▸ TASK REQUIREMENTS
Copy all lines in which the word "list" can be found.

[START OF SUPPLIED DATA]

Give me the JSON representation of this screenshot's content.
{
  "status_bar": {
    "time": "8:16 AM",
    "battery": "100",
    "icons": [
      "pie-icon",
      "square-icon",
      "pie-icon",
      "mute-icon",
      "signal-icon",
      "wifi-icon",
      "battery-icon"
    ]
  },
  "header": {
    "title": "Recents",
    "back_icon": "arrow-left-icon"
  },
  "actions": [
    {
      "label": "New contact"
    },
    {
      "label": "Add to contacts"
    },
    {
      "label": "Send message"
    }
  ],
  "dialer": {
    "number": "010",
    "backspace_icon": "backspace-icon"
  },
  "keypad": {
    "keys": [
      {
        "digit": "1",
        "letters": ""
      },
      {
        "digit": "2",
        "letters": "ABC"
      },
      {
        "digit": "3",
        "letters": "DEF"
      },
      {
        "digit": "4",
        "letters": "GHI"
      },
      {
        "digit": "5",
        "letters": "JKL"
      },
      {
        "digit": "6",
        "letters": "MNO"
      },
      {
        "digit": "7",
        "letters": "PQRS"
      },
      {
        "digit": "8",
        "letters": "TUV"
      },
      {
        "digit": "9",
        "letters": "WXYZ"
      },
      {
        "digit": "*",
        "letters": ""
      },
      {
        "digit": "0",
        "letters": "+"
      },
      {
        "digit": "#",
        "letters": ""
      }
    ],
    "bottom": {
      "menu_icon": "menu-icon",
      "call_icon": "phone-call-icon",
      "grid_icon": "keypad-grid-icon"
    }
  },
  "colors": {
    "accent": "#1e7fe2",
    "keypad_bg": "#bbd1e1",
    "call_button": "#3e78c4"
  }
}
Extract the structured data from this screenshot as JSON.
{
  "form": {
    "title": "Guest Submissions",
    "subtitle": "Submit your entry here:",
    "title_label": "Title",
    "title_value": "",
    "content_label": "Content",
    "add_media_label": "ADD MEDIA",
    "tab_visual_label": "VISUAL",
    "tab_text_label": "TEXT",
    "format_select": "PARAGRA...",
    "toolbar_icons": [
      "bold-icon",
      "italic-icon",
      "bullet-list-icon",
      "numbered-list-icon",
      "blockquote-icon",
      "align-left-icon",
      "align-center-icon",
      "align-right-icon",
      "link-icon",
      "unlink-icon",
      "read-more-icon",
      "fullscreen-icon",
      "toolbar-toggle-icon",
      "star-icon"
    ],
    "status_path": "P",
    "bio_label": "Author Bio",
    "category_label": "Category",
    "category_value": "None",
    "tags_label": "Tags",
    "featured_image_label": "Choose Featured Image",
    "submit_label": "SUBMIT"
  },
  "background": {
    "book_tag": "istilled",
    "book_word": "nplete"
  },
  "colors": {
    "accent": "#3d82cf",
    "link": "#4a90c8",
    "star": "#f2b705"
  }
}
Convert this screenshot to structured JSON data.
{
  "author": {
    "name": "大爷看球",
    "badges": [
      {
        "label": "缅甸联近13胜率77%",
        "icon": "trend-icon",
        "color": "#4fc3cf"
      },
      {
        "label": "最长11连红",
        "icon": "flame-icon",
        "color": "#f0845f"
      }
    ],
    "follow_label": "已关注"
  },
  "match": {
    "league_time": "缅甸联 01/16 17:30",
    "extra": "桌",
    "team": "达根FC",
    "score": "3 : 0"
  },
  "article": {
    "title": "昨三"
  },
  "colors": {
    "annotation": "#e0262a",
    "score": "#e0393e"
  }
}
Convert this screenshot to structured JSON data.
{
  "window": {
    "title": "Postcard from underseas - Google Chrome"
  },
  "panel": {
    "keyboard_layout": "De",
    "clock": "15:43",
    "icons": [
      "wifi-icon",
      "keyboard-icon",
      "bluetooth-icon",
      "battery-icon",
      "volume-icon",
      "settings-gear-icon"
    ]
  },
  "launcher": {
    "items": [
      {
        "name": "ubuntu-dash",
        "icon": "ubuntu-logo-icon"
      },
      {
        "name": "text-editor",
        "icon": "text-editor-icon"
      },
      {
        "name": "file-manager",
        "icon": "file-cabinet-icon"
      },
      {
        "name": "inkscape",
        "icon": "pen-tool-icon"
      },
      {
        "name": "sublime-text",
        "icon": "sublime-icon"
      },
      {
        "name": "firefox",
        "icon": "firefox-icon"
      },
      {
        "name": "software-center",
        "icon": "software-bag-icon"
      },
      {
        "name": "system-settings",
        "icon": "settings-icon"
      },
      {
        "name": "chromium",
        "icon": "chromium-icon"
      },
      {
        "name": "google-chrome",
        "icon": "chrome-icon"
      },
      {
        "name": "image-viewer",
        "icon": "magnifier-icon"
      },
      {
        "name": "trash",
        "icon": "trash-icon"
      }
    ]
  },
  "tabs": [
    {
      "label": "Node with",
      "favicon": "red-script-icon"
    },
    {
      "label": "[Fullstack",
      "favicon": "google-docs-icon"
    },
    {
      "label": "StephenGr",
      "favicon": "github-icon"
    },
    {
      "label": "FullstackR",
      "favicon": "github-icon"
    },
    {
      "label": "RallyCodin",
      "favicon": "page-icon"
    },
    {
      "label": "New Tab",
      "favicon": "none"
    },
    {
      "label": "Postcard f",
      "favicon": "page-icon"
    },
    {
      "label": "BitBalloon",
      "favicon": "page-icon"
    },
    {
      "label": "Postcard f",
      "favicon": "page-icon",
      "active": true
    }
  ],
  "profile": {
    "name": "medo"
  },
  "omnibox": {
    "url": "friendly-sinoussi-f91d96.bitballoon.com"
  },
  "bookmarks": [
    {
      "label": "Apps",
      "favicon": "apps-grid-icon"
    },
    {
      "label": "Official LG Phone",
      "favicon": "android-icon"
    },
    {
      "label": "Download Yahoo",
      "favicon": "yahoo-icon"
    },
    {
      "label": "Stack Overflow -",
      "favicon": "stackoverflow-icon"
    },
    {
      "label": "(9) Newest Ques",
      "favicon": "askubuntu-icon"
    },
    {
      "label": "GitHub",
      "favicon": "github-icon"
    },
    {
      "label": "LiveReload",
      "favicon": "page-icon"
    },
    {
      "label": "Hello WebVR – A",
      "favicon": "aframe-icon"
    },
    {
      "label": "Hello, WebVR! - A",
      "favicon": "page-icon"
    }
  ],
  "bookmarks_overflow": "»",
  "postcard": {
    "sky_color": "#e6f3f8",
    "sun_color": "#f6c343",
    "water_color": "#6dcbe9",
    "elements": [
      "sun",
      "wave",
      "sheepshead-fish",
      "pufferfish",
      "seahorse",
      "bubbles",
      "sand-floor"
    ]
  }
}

[END OF SUPPLIED DATA]

▸ PROBLEM SOLUTION
      "bullet-list-icon",
      "numbered-list-icon",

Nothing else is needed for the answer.